**Directive:**
All entries are to be quoted exactly; the images stay out of the copy.

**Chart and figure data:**
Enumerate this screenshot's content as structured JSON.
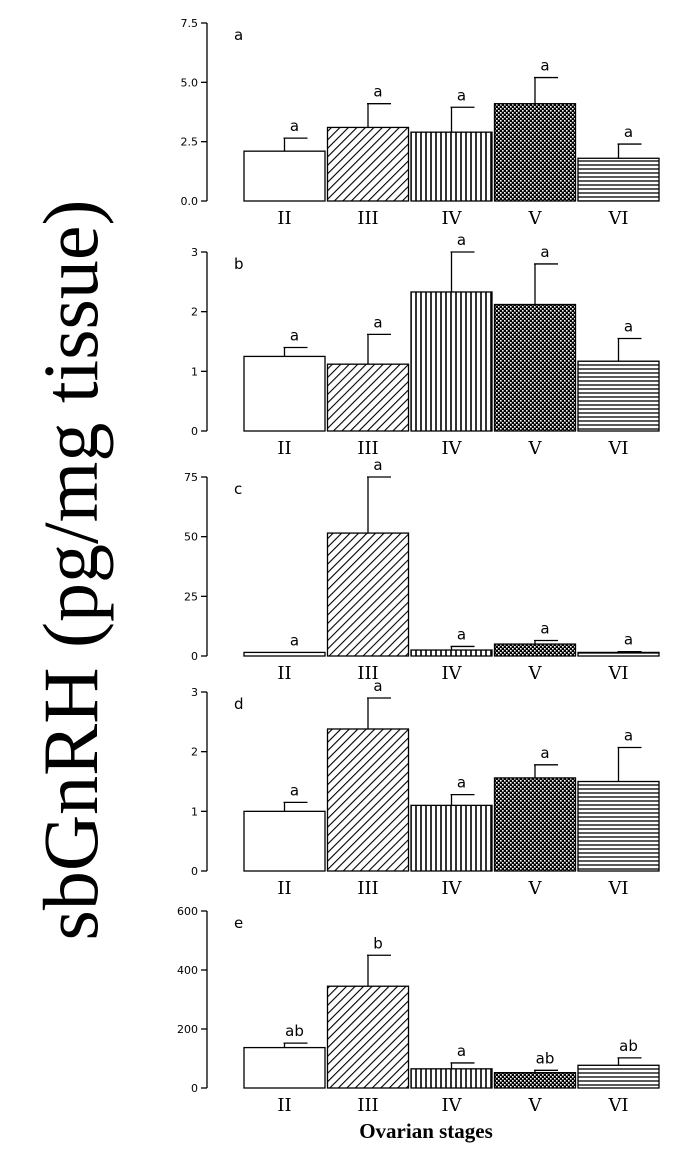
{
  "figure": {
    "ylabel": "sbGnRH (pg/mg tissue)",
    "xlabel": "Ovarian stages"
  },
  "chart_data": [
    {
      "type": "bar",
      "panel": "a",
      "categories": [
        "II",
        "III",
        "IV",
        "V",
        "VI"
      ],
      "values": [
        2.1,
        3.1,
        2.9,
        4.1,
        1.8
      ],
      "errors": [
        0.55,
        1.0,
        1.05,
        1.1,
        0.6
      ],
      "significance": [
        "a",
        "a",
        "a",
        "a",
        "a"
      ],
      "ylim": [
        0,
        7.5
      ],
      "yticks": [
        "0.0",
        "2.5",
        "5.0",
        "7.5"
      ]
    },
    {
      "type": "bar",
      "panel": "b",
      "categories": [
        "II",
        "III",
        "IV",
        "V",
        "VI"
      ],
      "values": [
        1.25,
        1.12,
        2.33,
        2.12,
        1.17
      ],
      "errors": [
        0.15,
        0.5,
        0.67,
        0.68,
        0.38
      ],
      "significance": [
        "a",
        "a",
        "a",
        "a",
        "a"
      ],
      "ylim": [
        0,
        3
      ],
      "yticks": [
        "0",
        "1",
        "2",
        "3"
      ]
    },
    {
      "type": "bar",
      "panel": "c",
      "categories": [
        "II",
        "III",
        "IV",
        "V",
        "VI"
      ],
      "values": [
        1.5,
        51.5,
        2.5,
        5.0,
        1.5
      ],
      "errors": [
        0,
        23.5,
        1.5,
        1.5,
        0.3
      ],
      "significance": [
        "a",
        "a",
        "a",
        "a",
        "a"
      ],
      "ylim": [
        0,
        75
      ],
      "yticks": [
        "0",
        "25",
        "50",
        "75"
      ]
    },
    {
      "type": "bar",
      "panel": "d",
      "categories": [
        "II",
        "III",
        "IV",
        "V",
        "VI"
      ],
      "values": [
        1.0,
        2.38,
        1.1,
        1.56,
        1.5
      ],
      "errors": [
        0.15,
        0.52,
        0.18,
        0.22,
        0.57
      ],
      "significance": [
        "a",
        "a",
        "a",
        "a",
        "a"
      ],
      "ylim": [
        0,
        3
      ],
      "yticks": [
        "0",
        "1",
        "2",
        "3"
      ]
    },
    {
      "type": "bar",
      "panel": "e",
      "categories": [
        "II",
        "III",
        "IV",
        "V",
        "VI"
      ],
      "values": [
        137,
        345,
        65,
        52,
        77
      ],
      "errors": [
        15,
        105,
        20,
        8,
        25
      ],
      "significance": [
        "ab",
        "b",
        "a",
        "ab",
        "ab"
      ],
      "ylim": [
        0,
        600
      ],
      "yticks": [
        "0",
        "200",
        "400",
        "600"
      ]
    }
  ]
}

**Response below:**
Enumerate this screenshot's content as structured JSON.
{
  "figure": {
    "ylabel": "sbGnRH (pg/mg tissue)",
    "xlabel": "Ovarian stages"
  },
  "chart_data": [
    {
      "type": "bar",
      "panel": "a",
      "categories": [
        "II",
        "III",
        "IV",
        "V",
        "VI"
      ],
      "values": [
        2.1,
        3.1,
        2.9,
        4.1,
        1.8
      ],
      "errors": [
        0.55,
        1.0,
        1.05,
        1.1,
        0.6
      ],
      "significance": [
        "a",
        "a",
        "a",
        "a",
        "a"
      ],
      "ylim": [
        0,
        7.5
      ],
      "yticks": [
        "0.0",
        "2.5",
        "5.0",
        "7.5"
      ]
    },
    {
      "type": "bar",
      "panel": "b",
      "categories": [
        "II",
        "III",
        "IV",
        "V",
        "VI"
      ],
      "values": [
        1.25,
        1.12,
        2.33,
        2.12,
        1.17
      ],
      "errors": [
        0.15,
        0.5,
        0.67,
        0.68,
        0.38
      ],
      "significance": [
        "a",
        "a",
        "a",
        "a",
        "a"
      ],
      "ylim": [
        0,
        3
      ],
      "yticks": [
        "0",
        "1",
        "2",
        "3"
      ]
    },
    {
      "type": "bar",
      "panel": "c",
      "categories": [
        "II",
        "III",
        "IV",
        "V",
        "VI"
      ],
      "values": [
        1.5,
        51.5,
        2.5,
        5.0,
        1.5
      ],
      "errors": [
        0,
        23.5,
        1.5,
        1.5,
        0.3
      ],
      "significance": [
        "a",
        "a",
        "a",
        "a",
        "a"
      ],
      "ylim": [
        0,
        75
      ],
      "yticks": [
        "0",
        "25",
        "50",
        "75"
      ]
    },
    {
      "type": "bar",
      "panel": "d",
      "categories": [
        "II",
        "III",
        "IV",
        "V",
        "VI"
      ],
      "values": [
        1.0,
        2.38,
        1.1,
        1.56,
        1.5
      ],
      "errors": [
        0.15,
        0.52,
        0.18,
        0.22,
        0.57
      ],
      "significance": [
        "a",
        "a",
        "a",
        "a",
        "a"
      ],
      "ylim": [
        0,
        3
      ],
      "yticks": [
        "0",
        "1",
        "2",
        "3"
      ]
    },
    {
      "type": "bar",
      "panel": "e",
      "categories": [
        "II",
        "III",
        "IV",
        "V",
        "VI"
      ],
      "values": [
        137,
        345,
        65,
        52,
        77
      ],
      "errors": [
        15,
        105,
        20,
        8,
        25
      ],
      "significance": [
        "ab",
        "b",
        "a",
        "ab",
        "ab"
      ],
      "ylim": [
        0,
        600
      ],
      "yticks": [
        "0",
        "200",
        "400",
        "600"
      ]
    }
  ]
}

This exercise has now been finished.